Transcribe the records below exactly.
[START]
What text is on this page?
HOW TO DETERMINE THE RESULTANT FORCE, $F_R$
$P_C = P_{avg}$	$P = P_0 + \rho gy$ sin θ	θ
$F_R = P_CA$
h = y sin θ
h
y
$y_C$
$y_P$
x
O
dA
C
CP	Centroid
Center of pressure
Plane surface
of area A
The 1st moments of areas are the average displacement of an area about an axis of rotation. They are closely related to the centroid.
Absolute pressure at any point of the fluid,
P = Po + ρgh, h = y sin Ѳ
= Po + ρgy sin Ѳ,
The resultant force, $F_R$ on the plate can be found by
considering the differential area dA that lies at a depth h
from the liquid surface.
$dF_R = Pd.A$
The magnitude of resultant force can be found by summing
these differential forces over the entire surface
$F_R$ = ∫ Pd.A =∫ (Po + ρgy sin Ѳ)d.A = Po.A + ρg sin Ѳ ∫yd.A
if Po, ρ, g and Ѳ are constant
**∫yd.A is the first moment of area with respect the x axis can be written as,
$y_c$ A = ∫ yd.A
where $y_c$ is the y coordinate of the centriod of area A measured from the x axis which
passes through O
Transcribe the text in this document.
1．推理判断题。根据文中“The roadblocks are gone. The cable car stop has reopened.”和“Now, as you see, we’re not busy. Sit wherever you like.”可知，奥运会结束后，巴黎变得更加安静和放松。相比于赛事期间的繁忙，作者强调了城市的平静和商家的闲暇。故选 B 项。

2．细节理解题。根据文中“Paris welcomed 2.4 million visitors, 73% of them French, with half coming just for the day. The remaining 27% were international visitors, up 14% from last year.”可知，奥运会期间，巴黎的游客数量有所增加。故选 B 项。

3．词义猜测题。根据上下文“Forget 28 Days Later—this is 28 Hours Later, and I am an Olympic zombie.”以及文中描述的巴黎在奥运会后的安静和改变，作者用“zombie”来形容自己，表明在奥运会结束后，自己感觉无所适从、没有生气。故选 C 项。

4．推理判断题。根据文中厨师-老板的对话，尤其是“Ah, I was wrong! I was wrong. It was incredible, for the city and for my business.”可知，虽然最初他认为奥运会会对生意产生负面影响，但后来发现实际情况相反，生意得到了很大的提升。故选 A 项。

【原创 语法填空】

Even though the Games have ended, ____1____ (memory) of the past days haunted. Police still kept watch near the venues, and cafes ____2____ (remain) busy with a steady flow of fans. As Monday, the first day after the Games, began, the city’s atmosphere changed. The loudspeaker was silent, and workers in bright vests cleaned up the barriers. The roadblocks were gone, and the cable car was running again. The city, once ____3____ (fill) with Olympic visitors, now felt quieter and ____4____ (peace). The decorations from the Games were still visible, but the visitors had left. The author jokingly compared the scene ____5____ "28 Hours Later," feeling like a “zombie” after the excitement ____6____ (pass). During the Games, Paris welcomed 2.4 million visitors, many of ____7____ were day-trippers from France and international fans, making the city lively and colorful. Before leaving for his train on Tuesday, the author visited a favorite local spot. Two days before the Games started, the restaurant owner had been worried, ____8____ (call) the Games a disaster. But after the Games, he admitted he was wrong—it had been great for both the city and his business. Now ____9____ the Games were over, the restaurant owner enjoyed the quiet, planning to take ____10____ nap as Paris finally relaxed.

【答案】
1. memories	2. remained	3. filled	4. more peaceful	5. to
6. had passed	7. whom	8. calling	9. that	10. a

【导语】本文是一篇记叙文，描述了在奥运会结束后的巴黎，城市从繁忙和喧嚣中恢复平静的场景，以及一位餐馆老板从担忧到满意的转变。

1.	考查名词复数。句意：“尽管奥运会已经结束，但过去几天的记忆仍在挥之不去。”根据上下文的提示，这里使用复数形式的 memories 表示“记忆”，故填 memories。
[END]
▸ **OUTPUT OF THE EXERCISE**:
What text is on this page?
HOW TO DETERMINE THE RESULTANT FORCE, $F_R$
$P_C = P_{avg}$	$P = P_0 + \rho gy$ sin θ	θ
$F_R = P_CA$
h = y sin θ
h
y
$y_C$
$y_P$
x
O
dA
C
CP	Centroid
Center of pressure
Plane surface
of area A
The 1st moments of areas are the average displacement of an area about an axis of rotation. They are closely related to the centroid.
Absolute pressure at any point of the fluid,
P = Po + ρgh, h = y sin Ѳ
= Po + ρgy sin Ѳ,
The resultant force, $F_R$ on the plate can be found by
considering the differential area dA that lies at a depth h
from the liquid surface.
$dF_R = Pd.A$
The magnitude of resultant force can be found by summing
these differential forces over the entire surface
$F_R$ = ∫ Pd.A =∫ (Po + ρgy sin Ѳ)d.A = Po.A + ρg sin Ѳ ∫yd.A
if Po, ρ, g and Ѳ are constant
**∫yd.A is the first moment of area with respect the x axis can be written as,
$y_c$ A = ∫ yd.A
where $y_c$ is the y coordinate of the centriod of area A measured from the x axis which
passes through O
Transcribe the text in this document.
1．推理判断题。根据文中“The roadblocks are gone. The cable car stop has reopened.”和“Now, as you see, we’re not busy. Sit wherever you like.”可知，奥运会结束后，巴黎变得更加安静和放松。相比于赛事期间的繁忙，作者强调了城市的平静和商家的闲暇。故选 B 项。

2．细节理解题。根据文中“Paris welcomed 2.4 million visitors, 73% of them French, with half coming just for the day. The remaining 27% were international visitors, up 14% from last year.”可知，奥运会期间，巴黎的游客数量有所增加。故选 B 项。

3．词义猜测题。根据上下文“Forget 28 Days Later—this is 28 Hours Later, and I am an Olympic zombie.”以及文中描述的巴黎在奥运会后的安静和改变，作者用“zombie”来形容自己，表明在奥运会结束后，自己感觉无所适从、没有生气。故选 C 项。

4．推理判断题。根据文中厨师-老板的对话，尤其是“Ah, I was wrong! I was wrong. It was incredible, for the city and for my business.”可知，虽然最初他认为奥运会会对生意产生负面影响，但后来发现实际情况相反，生意得到了很大的提升。故选 A 项。

【原创 语法填空】

Even though the Games have ended, ____1____ (memory) of the past days haunted. Police still kept watch near the venues, and cafes ____2____ (remain) busy with a steady flow of fans. As Monday, the first day after the Games, began, the city’s atmosphere changed. The loudspeaker was silent, and workers in bright vests cleaned up the barriers. The roadblocks were gone, and the cable car was running again. The city, once ____3____ (fill) with Olympic visitors, now felt quieter and ____4____ (peace). The decorations from the Games were still visible, but the visitors had left. The author jokingly compared the scene ____5____ "28 Hours Later," feeling like a “zombie” after the excitement ____6____ (pass). During the Games, Paris welcomed 2.4 million visitors, many of ____7____ were day-trippers from France and international fans, making the city lively and colorful. Before leaving for his train on Tuesday, the author visited a favorite local spot. Two days before the Games started, the restaurant owner had been worried, ____8____ (call) the Games a disaster. But after the Games, he admitted he was wrong—it had been great for both the city and his business. Now ____9____ the Games were over, the restaurant owner enjoyed the quiet, planning to take ____10____ nap as Paris finally relaxed.

【答案】
1. memories	2. remained	3. filled	4. more peaceful	5. to
6. had passed	7. whom	8. calling	9. that	10. a

【导语】本文是一篇记叙文，描述了在奥运会结束后的巴黎，城市从繁忙和喧嚣中恢复平静的场景，以及一位餐馆老板从担忧到满意的转变。

1.	考查名词复数。句意：“尽管奥运会已经结束，但过去几天的记忆仍在挥之不去。”根据上下文的提示，这里使用复数形式的 memories 表示“记忆”，故填 memories。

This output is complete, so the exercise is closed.